Dataset records:
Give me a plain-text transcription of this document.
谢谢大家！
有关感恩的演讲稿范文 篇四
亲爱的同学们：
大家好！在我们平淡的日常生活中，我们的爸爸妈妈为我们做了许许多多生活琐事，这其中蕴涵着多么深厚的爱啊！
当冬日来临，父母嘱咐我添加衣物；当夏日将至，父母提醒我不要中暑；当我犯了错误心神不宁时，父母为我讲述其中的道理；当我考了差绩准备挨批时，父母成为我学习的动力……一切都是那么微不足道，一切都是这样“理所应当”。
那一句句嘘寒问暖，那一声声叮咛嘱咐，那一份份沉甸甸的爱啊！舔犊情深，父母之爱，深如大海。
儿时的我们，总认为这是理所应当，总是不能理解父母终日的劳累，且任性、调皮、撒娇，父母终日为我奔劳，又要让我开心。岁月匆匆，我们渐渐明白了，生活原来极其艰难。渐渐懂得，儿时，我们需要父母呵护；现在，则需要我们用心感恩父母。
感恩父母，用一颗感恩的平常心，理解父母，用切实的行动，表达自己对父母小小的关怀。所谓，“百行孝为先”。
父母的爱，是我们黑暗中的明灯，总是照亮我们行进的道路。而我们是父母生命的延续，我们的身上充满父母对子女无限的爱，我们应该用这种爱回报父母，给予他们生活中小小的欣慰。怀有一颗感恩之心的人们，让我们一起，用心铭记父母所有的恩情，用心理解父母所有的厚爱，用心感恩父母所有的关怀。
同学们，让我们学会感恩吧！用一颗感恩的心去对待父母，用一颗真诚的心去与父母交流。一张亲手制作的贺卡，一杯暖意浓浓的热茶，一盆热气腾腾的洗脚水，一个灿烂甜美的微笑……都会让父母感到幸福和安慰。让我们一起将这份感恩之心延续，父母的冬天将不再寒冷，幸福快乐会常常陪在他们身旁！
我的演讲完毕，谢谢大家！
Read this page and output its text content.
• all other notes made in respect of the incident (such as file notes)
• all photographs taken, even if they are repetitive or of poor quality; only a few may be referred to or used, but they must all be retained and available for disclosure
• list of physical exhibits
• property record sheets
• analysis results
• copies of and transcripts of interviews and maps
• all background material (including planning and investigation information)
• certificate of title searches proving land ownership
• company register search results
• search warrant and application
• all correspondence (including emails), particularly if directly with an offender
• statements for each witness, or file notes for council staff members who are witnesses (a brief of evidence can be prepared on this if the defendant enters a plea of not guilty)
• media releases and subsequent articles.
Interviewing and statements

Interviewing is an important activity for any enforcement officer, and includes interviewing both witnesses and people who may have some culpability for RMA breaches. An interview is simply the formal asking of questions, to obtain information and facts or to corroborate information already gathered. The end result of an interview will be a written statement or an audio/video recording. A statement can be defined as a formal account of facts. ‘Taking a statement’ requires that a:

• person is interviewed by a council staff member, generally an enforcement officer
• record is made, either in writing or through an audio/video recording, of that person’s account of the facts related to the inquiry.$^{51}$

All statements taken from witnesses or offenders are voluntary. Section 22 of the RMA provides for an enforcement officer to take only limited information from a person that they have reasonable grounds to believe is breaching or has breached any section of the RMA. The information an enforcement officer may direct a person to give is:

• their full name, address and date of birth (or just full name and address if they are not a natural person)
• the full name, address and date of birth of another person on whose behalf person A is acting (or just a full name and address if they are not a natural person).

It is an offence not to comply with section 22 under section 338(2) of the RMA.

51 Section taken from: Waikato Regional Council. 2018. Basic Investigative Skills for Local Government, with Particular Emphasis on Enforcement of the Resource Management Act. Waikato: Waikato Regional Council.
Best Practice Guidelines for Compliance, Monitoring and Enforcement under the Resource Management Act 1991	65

What the exercise asks:
Examine the listing and say how many of its lines contain the string "address". Give the number alone.

Solution for this problem:
2